## Excerpted data
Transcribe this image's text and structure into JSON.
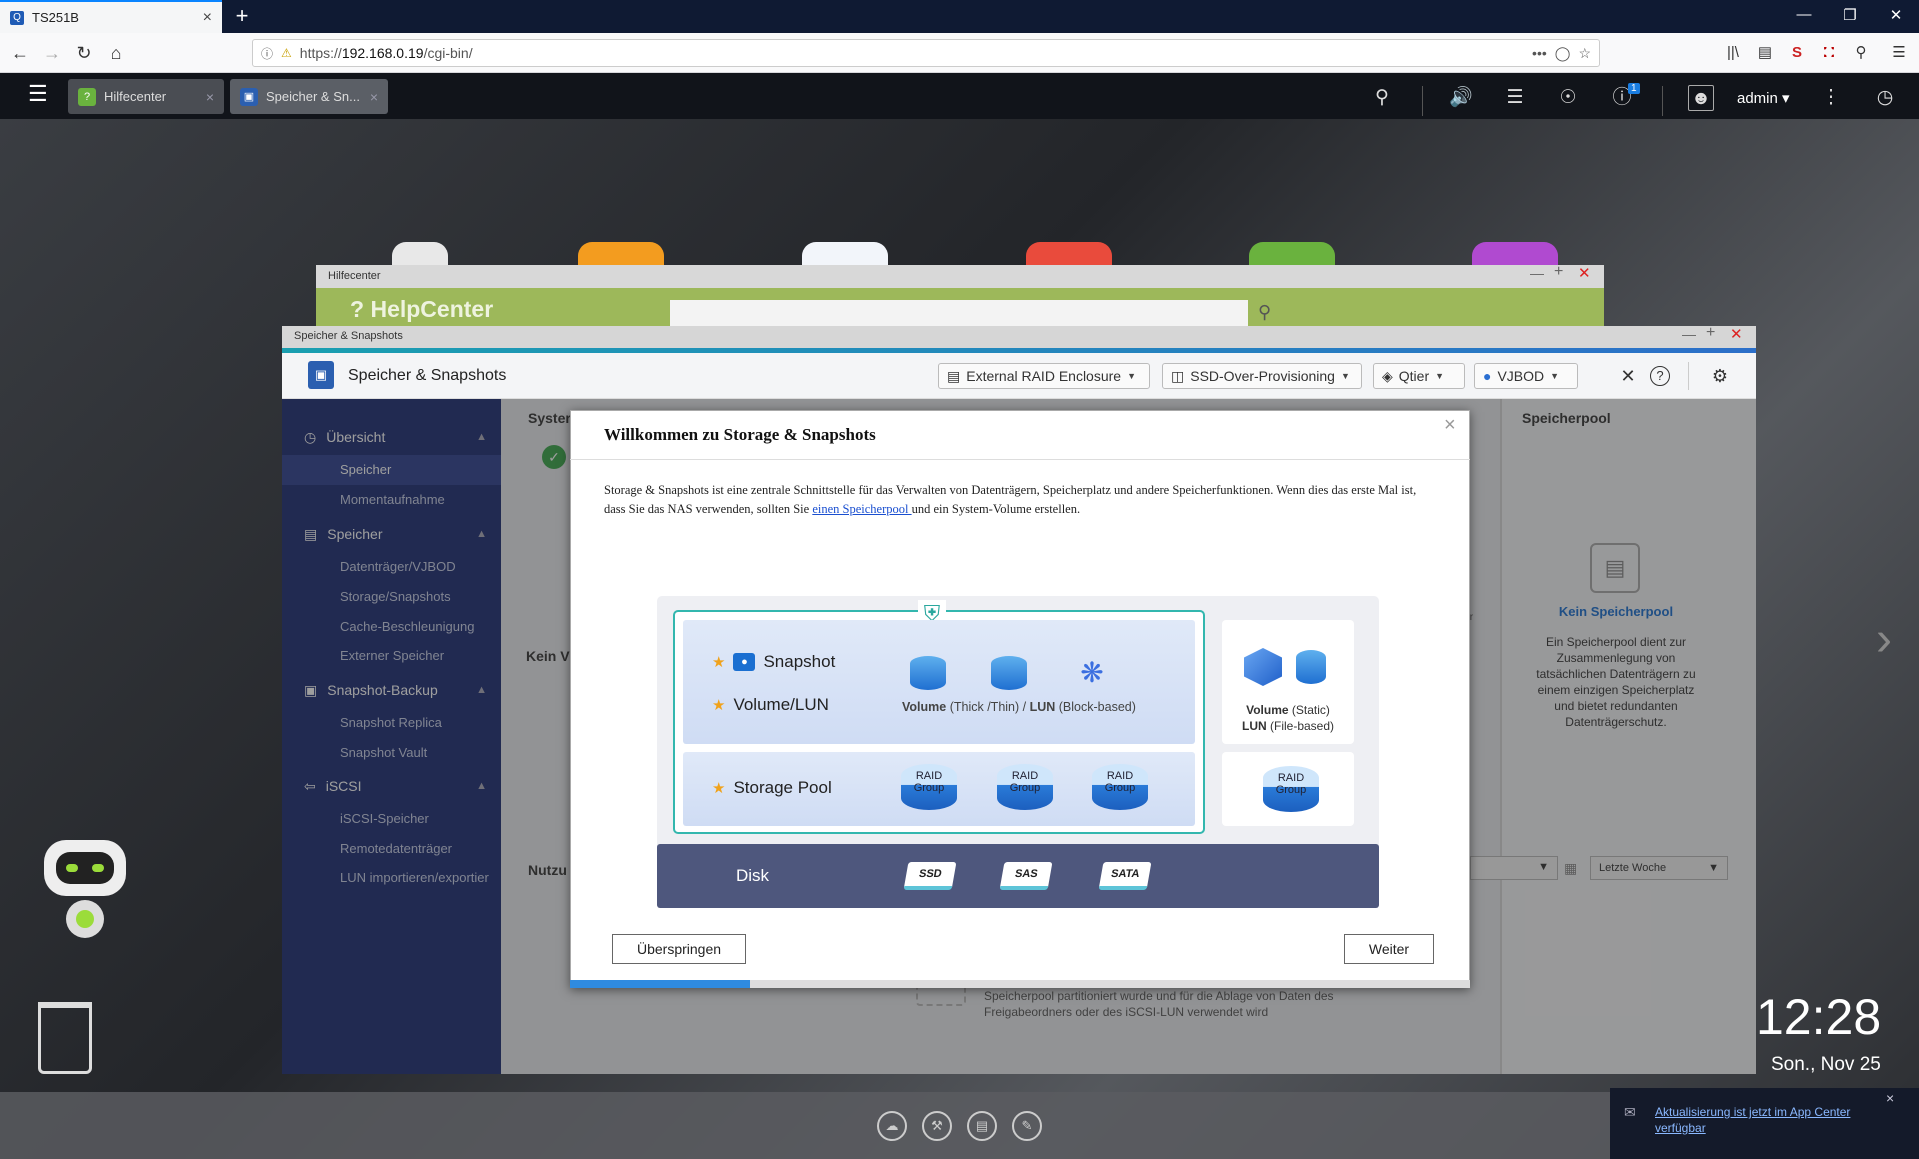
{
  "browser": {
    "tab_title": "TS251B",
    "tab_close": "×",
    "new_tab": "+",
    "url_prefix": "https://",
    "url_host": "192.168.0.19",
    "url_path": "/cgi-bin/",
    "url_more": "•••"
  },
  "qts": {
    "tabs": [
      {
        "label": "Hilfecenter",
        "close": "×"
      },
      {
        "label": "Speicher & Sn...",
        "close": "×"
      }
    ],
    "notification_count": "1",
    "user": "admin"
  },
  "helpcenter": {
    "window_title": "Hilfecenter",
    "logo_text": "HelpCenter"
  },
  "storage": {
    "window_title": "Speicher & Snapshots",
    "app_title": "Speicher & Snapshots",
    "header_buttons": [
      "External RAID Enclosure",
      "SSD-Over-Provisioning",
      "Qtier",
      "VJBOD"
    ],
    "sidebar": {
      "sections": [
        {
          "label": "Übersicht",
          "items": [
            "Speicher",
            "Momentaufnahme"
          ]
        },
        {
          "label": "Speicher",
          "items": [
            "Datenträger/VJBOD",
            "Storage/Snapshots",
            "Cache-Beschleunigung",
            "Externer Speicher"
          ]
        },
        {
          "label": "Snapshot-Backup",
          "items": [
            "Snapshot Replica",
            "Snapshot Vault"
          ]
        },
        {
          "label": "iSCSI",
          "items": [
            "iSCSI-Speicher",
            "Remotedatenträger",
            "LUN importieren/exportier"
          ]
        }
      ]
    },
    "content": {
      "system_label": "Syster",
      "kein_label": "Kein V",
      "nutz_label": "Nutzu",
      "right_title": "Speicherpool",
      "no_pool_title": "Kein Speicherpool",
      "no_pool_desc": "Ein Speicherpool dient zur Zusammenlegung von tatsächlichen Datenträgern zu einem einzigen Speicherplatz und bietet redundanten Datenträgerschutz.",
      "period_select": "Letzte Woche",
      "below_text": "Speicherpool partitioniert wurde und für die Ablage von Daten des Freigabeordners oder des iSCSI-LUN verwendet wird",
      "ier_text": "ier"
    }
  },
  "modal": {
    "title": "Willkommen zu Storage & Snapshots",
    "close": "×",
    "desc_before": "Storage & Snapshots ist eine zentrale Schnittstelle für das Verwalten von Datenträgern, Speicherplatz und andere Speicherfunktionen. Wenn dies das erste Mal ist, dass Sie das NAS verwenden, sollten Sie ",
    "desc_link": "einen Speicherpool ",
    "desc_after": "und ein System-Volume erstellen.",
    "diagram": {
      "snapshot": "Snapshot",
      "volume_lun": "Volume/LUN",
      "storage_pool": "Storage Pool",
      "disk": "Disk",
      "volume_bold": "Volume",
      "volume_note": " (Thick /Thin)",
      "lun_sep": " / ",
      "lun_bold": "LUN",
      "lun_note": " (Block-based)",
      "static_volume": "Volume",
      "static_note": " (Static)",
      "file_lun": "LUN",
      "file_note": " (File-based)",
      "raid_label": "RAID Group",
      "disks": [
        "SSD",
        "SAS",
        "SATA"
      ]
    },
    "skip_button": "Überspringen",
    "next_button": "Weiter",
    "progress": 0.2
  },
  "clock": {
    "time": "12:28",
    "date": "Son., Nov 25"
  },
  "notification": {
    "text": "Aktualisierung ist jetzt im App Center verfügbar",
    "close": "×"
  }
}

---

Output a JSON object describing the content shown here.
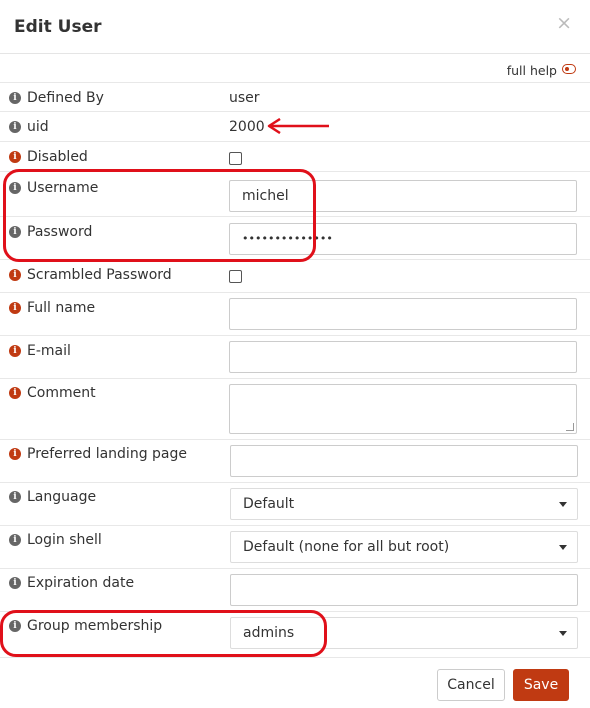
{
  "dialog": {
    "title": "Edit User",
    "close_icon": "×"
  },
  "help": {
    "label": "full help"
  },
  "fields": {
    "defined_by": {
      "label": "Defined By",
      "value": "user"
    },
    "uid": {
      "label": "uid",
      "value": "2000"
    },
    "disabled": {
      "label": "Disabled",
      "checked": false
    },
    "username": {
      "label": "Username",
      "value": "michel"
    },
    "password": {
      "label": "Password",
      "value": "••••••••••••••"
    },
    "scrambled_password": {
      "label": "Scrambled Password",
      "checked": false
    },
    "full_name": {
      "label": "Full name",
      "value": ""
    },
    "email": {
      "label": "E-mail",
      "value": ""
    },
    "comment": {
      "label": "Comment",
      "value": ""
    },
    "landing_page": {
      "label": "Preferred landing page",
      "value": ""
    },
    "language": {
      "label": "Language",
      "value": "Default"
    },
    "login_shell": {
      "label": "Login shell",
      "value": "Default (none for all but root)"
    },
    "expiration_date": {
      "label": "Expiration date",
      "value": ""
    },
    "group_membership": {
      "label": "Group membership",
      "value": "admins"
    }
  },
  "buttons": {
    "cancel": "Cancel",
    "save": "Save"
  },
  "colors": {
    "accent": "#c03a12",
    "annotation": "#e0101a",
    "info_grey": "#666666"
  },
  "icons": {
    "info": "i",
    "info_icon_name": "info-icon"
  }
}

## Set task
Give only the count of lines in the data that include the string "Default".

## Final result
2